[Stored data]
==*==

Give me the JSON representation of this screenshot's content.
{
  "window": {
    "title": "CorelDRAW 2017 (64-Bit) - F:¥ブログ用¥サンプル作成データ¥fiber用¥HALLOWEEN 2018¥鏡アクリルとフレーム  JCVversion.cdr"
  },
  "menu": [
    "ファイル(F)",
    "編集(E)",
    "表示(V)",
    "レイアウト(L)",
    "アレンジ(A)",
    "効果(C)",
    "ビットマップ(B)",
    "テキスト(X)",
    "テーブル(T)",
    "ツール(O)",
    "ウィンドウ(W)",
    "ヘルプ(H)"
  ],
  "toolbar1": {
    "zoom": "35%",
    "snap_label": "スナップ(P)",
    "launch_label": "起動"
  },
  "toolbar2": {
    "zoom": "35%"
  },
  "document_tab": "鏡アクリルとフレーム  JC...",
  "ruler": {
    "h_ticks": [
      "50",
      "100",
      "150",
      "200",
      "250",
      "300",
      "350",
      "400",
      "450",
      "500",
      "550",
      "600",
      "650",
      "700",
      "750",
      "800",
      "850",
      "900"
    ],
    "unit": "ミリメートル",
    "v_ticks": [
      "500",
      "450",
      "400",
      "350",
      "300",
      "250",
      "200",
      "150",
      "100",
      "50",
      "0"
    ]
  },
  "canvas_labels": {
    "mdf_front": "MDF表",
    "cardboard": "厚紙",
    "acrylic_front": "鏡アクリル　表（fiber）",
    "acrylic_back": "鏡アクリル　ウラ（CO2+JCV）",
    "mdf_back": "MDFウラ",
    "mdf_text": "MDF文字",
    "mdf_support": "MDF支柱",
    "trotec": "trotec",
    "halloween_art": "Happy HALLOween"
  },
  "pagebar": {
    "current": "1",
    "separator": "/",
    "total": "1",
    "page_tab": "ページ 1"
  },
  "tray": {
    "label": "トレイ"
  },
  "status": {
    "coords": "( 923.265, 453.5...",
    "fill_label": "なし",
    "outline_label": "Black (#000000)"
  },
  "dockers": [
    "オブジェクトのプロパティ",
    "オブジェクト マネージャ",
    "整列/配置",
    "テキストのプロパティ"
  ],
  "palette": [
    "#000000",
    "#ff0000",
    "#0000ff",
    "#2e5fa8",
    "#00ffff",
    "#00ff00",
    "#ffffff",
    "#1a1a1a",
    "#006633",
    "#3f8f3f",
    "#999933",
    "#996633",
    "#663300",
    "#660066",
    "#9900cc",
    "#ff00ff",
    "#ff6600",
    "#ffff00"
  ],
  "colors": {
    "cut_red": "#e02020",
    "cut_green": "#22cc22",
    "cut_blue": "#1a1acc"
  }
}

==*==

TO BE DONE: Write every entry out again exactly.

EXERCISE ANSWER:
Give me the JSON representation of this screenshot's content.
{
  "window": {
    "title": "CorelDRAW 2017 (64-Bit) - F:¥ブログ用¥サンプル作成データ¥fiber用¥HALLOWEEN 2018¥鏡アクリルとフレーム  JCVversion.cdr"
  },
  "menu": [
    "ファイル(F)",
    "編集(E)",
    "表示(V)",
    "レイアウト(L)",
    "アレンジ(A)",
    "効果(C)",
    "ビットマップ(B)",
    "テキスト(X)",
    "テーブル(T)",
    "ツール(O)",
    "ウィンドウ(W)",
    "ヘルプ(H)"
  ],
  "toolbar1": {
    "zoom": "35%",
    "snap_label": "スナップ(P)",
    "launch_label": "起動"
  },
  "toolbar2": {
    "zoom": "35%"
  },
  "document_tab": "鏡アクリルとフレーム  JC...",
  "ruler": {
    "h_ticks": [
      "50",
      "100",
      "150",
      "200",
      "250",
      "300",
      "350",
      "400",
      "450",
      "500",
      "550",
      "600",
      "650",
      "700",
      "750",
      "800",
      "850",
      "900"
    ],
    "unit": "ミリメートル",
    "v_ticks": [
      "500",
      "450",
      "400",
      "350",
      "300",
      "250",
      "200",
      "150",
      "100",
      "50",
      "0"
    ]
  },
  "canvas_labels": {
    "mdf_front": "MDF表",
    "cardboard": "厚紙",
    "acrylic_front": "鏡アクリル　表（fiber）",
    "acrylic_back": "鏡アクリル　ウラ（CO2+JCV）",
    "mdf_back": "MDFウラ",
    "mdf_text": "MDF文字",
    "mdf_support": "MDF支柱",
    "trotec": "trotec",
    "halloween_art": "Happy HALLOween"
  },
  "pagebar": {
    "current": "1",
    "separator": "/",
    "total": "1",
    "page_tab": "ページ 1"
  },
  "tray": {
    "label": "トレイ"
  },
  "status": {
    "coords": "( 923.265, 453.5...",
    "fill_label": "なし",
    "outline_label": "Black (#000000)"
  },
  "dockers": [
    "オブジェクトのプロパティ",
    "オブジェクト マネージャ",
    "整列/配置",
    "テキストのプロパティ"
  ],
  "palette": [
    "#000000",
    "#ff0000",
    "#0000ff",
    "#2e5fa8",
    "#00ffff",
    "#00ff00",
    "#ffffff",
    "#1a1a1a",
    "#006633",
    "#3f8f3f",
    "#999933",
    "#996633",
    "#663300",
    "#660066",
    "#9900cc",
    "#ff00ff",
    "#ff6600",
    "#ffff00"
  ],
  "colors": {
    "cut_red": "#e02020",
    "cut_green": "#22cc22",
    "cut_blue": "#1a1acc"
  }
}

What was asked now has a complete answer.